**RECORDS PROVIDED:**
▼

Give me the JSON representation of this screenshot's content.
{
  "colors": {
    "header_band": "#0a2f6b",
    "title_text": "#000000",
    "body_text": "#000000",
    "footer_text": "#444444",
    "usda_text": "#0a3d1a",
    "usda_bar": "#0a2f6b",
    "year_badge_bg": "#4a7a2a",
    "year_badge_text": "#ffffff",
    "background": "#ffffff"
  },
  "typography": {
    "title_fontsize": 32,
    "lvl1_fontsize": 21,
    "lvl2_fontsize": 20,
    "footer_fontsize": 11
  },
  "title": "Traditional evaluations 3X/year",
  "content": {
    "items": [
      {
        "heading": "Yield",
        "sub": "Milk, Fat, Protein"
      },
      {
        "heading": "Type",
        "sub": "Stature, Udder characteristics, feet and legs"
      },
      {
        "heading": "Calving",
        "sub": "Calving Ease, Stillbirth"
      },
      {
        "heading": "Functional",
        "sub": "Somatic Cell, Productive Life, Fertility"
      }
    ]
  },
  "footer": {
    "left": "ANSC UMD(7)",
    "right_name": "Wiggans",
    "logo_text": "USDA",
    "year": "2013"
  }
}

▲
▼

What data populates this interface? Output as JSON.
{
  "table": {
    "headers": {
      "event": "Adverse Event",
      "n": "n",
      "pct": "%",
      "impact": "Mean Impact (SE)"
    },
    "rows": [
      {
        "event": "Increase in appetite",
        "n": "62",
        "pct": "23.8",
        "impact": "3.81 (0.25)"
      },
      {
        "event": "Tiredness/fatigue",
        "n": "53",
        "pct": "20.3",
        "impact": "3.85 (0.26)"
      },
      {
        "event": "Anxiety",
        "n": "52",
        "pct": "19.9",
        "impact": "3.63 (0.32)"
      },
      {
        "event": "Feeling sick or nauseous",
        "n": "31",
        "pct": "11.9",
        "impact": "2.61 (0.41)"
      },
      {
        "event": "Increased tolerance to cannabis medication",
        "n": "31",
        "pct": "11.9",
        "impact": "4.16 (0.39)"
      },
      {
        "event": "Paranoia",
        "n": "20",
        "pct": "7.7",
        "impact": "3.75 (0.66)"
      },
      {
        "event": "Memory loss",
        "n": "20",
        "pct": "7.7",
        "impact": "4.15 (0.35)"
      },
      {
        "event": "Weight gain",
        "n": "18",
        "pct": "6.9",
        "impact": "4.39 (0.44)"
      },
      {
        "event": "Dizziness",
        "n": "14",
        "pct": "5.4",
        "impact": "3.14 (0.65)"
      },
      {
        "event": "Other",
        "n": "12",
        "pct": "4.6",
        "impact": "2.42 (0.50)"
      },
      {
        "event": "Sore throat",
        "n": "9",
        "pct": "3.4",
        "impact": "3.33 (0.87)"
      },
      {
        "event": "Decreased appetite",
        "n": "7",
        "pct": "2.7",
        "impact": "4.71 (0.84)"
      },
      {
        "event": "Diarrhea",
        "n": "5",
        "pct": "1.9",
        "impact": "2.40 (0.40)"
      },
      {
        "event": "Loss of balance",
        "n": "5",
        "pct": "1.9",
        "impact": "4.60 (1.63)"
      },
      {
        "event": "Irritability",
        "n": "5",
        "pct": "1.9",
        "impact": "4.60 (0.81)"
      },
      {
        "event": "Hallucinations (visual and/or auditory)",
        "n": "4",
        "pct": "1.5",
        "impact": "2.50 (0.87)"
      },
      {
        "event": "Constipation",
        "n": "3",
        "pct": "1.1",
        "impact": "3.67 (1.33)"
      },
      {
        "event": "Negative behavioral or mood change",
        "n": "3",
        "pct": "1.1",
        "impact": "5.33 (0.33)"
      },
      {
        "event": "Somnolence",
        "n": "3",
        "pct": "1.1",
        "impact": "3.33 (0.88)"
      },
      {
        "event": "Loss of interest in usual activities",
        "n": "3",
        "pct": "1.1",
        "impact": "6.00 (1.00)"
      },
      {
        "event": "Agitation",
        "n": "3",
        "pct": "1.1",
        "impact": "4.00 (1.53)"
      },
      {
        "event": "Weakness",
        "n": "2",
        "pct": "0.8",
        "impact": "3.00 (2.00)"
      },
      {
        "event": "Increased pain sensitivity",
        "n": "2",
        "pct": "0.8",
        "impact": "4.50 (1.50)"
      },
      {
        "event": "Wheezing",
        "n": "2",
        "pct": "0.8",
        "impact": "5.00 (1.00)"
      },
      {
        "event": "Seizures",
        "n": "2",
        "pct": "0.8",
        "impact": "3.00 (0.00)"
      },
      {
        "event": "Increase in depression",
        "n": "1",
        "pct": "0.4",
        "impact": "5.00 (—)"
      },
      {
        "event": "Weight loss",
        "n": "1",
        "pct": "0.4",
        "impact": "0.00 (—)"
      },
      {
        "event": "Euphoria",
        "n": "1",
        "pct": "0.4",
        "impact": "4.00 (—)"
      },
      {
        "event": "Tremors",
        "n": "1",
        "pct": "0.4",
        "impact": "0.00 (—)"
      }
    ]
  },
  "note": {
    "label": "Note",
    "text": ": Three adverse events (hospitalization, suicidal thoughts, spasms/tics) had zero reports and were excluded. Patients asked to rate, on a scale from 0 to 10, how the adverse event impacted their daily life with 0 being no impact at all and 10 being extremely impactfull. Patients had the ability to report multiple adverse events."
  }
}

▲
▼

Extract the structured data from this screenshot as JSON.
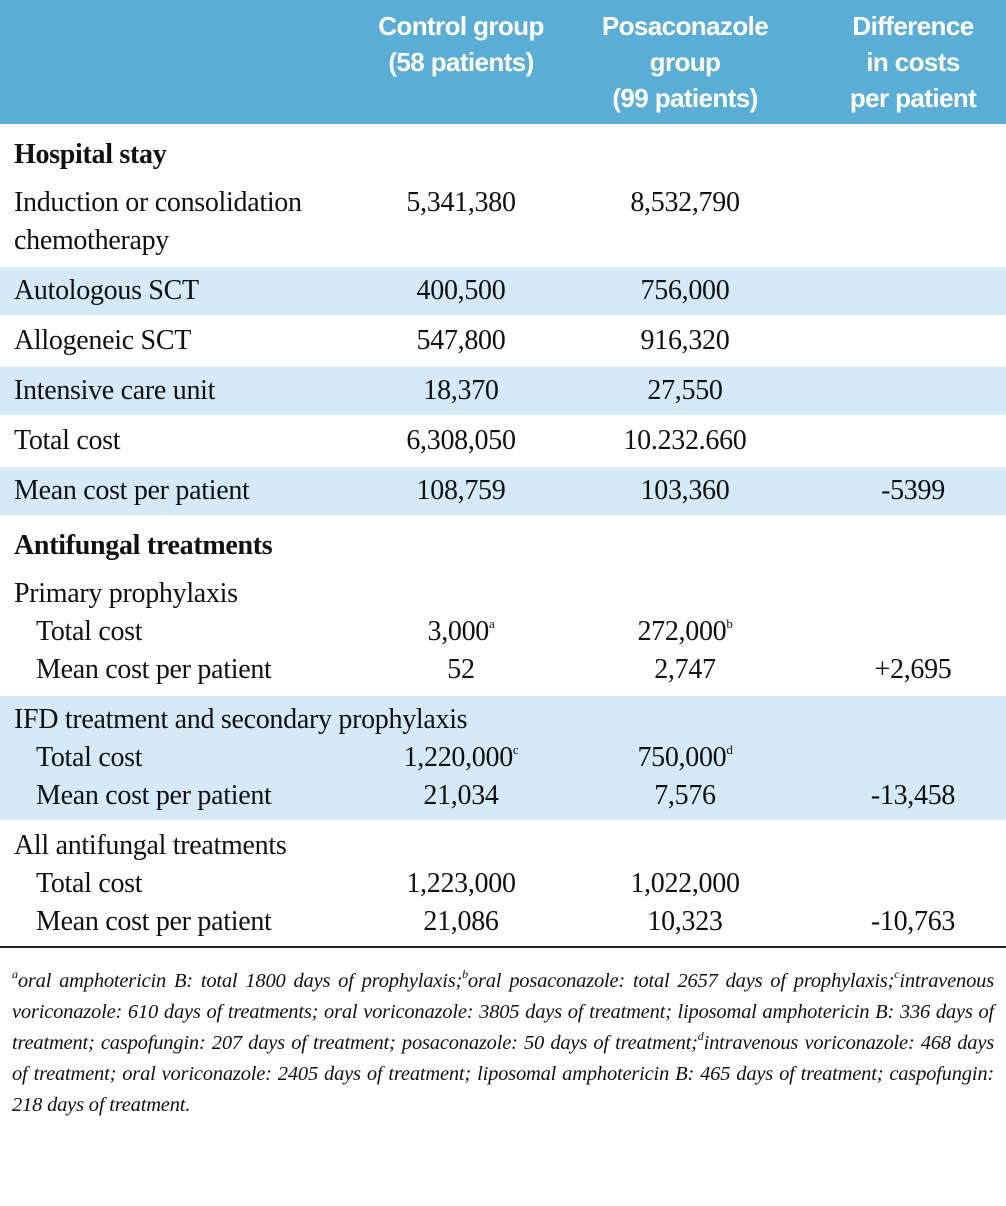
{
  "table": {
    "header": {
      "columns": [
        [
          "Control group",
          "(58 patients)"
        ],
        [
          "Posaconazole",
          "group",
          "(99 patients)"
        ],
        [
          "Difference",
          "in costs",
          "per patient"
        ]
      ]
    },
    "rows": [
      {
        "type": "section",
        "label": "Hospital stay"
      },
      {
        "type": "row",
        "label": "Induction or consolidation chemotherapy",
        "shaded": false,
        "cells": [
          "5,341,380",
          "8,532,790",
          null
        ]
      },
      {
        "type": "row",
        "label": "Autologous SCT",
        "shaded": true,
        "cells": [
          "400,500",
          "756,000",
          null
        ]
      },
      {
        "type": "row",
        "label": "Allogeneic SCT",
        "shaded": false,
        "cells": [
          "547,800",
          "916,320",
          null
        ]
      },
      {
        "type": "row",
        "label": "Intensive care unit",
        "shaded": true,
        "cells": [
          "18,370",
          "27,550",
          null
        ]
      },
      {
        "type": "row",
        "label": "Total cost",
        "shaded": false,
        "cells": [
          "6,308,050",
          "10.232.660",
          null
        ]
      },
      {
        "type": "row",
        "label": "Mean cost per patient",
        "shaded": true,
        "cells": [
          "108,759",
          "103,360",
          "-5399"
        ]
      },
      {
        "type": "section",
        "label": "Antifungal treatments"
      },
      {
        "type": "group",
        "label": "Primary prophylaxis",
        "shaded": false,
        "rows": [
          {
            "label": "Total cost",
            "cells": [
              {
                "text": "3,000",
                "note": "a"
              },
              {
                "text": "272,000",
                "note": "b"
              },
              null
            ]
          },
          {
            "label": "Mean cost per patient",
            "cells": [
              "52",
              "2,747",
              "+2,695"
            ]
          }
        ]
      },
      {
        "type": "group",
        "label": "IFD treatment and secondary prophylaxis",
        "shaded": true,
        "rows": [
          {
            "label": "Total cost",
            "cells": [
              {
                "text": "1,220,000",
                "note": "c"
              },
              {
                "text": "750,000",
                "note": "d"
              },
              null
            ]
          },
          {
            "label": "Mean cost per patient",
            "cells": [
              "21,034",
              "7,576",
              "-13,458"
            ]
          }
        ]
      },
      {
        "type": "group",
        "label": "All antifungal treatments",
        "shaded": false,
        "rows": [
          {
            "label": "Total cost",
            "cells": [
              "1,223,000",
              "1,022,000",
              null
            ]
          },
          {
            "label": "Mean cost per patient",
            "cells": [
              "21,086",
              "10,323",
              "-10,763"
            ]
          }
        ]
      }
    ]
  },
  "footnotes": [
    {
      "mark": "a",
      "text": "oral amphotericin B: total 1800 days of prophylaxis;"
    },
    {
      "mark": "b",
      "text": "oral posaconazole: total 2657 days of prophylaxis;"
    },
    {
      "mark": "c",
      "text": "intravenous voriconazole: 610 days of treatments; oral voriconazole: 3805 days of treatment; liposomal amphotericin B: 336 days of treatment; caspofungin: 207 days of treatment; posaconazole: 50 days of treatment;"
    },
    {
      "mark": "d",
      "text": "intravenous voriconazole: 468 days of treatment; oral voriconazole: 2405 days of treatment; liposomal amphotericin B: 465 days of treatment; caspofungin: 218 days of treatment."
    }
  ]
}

▲

**DIRECTIONS FOR THIS TASK:**
Collect every line above that contains the word "ffffff".

**EXPECTED ANSWER:**
    "year_badge_text": "#ffffff",
    "background": "#ffffff"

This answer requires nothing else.